### EXERCISE OBJECTIVE:
Return each line containing the string "from".

Figure dataset records
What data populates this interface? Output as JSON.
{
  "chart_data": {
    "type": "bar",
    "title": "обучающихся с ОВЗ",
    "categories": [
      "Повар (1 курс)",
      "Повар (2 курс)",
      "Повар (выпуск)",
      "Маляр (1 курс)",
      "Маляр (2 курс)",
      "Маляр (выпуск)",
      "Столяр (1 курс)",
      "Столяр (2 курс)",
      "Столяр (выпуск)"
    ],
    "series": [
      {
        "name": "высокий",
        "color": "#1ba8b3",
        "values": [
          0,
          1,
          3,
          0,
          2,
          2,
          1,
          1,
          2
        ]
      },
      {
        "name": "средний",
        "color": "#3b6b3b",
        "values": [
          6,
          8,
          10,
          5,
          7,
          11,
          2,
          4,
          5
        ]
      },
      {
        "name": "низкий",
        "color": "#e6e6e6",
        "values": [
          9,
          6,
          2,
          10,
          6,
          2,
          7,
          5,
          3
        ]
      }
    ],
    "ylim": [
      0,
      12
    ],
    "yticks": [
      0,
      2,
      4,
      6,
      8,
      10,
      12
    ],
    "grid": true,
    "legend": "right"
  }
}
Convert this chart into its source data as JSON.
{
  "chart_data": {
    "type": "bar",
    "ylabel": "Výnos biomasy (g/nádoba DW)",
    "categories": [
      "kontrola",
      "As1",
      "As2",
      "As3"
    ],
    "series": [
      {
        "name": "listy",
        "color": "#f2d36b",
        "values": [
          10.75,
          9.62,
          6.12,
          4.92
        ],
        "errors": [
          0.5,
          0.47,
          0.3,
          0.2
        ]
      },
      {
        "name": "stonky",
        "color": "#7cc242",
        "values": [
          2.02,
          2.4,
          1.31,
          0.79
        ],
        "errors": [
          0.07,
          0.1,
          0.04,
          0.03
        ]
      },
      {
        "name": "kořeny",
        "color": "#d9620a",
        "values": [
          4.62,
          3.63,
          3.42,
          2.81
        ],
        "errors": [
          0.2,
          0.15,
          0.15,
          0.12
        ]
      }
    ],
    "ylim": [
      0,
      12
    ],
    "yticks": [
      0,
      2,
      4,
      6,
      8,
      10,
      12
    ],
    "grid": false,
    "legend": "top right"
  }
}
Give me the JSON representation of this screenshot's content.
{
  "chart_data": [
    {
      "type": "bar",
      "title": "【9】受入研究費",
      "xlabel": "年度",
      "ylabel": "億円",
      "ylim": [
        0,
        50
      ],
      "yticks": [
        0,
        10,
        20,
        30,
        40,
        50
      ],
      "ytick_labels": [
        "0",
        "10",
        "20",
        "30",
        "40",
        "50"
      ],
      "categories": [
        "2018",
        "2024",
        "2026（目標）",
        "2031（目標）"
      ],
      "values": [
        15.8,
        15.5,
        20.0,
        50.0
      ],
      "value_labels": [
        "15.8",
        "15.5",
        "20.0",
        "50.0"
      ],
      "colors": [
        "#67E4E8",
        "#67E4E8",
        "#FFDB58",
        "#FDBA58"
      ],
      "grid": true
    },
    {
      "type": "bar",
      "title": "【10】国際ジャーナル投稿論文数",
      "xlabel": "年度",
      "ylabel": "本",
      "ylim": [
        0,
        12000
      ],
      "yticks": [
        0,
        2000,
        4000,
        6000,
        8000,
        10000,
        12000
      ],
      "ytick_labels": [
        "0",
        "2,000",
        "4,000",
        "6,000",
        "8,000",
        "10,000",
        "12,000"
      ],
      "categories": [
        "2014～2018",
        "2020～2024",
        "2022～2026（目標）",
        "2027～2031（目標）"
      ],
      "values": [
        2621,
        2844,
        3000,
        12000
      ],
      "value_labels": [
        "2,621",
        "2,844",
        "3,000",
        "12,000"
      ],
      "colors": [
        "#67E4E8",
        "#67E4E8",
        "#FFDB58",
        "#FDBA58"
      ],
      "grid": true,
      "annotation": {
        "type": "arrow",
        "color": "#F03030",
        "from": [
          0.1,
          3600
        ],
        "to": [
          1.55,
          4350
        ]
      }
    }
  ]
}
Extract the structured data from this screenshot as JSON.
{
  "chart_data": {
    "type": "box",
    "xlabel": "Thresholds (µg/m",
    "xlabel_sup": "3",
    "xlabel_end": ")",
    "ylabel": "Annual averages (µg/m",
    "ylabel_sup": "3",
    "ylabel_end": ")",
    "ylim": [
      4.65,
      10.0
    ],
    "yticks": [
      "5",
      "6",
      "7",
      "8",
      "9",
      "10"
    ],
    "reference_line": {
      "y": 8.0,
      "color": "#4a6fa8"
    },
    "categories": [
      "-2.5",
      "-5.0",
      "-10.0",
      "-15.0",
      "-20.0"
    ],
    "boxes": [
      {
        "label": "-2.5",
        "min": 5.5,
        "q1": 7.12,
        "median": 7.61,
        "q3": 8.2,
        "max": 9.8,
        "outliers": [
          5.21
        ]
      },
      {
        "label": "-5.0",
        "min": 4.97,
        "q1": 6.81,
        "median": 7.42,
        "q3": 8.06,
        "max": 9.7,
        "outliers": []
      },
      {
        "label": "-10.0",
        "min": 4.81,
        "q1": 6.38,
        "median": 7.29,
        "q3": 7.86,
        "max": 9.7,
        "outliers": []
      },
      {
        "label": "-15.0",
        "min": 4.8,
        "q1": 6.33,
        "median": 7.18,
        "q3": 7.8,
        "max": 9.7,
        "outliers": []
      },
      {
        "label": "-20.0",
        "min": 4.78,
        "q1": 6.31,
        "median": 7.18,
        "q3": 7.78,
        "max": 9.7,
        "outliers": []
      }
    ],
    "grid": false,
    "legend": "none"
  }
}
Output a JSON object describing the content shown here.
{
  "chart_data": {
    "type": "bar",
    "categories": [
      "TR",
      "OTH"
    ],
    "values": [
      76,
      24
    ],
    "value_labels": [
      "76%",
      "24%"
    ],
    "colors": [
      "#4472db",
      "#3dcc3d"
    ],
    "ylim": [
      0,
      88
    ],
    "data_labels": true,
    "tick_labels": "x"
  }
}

### COMPLETED TASK:
        "from": [
Extract the structured data from this screenshot as JSON.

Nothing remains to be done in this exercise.